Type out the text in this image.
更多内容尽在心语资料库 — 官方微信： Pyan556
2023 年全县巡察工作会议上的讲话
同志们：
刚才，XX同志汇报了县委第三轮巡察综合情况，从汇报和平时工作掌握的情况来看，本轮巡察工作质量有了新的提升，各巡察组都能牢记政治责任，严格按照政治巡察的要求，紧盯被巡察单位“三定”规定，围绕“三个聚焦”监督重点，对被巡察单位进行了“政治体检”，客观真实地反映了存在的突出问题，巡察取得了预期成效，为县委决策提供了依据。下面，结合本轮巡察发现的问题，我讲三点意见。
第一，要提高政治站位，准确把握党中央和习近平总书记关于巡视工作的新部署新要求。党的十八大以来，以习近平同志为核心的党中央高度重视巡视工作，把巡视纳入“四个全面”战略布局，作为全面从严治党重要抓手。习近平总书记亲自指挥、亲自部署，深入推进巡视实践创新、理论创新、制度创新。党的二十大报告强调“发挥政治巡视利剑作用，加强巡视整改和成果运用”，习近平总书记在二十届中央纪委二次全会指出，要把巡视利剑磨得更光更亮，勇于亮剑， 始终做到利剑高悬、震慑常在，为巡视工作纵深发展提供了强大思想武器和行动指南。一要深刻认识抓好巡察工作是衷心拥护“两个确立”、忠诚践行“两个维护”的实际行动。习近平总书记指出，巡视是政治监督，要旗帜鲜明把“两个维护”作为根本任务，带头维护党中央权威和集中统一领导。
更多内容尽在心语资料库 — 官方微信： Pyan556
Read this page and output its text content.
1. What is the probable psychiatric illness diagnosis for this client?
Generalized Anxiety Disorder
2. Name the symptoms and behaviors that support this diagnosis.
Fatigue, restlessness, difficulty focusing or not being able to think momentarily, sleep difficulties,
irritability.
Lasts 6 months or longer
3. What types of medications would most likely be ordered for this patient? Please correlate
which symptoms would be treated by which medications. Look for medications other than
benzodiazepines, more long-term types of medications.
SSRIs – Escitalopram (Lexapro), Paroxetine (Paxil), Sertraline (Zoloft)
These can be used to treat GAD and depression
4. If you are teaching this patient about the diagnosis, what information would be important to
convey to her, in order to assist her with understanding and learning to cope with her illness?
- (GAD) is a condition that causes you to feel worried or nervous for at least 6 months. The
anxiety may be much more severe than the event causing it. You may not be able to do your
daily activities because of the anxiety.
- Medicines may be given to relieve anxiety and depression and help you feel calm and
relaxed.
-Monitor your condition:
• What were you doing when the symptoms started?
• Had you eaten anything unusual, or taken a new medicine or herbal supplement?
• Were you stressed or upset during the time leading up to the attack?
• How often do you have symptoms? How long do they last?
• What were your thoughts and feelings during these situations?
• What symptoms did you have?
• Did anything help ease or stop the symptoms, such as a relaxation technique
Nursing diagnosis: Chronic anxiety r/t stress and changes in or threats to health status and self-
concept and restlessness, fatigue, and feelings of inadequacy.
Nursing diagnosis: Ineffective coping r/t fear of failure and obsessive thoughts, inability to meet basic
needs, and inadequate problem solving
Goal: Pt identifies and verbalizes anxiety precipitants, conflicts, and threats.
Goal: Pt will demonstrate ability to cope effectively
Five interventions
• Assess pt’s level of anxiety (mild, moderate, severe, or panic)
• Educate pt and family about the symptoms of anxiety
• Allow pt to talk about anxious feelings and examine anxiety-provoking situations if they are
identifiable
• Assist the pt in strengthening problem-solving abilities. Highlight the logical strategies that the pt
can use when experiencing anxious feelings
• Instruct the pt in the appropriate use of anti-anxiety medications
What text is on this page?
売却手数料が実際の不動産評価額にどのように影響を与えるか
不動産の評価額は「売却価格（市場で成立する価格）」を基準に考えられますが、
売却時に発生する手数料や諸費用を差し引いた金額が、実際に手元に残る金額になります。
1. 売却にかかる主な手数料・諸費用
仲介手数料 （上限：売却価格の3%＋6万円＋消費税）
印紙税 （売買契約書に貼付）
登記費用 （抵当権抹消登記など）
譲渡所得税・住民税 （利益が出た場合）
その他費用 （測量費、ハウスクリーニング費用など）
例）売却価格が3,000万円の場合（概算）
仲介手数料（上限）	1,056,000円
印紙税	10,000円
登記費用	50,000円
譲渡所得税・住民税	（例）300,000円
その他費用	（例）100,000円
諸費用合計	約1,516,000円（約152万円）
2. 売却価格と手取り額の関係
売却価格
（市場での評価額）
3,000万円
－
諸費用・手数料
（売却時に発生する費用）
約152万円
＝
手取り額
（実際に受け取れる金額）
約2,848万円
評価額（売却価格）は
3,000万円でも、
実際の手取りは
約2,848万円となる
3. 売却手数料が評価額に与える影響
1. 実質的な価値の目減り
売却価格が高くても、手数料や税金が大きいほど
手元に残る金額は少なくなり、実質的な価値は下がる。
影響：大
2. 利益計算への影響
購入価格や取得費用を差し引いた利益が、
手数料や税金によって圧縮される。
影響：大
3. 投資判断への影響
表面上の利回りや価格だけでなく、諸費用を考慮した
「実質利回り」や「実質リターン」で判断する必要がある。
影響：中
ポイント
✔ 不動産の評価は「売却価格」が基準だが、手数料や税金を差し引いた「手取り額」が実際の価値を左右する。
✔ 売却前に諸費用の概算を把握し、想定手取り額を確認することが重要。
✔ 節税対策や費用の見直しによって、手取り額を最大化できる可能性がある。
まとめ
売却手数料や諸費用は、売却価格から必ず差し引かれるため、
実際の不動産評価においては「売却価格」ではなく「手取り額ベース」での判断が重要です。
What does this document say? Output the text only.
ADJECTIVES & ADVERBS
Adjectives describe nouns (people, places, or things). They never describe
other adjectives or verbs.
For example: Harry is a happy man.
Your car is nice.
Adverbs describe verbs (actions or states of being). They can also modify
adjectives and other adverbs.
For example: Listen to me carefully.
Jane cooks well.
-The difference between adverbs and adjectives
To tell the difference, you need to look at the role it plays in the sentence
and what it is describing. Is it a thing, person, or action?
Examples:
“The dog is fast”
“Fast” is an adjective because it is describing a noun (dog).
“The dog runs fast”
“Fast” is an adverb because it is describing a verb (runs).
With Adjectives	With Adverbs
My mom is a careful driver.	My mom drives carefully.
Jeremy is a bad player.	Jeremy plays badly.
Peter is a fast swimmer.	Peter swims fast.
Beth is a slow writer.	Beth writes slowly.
__________________________________________________
YOUR INSTRUCTIONS:
Show every line from the listing above in which the string "that" appears.

WRITTEN ANSWER:
2. Name the symptoms and behaviors that support this diagnosis.
- (GAD) is a condition that causes you to feel worried or nervous for at least 6 months. The
• Assist the pt in strengthening problem-solving abilities. Highlight the logical strategies that the pt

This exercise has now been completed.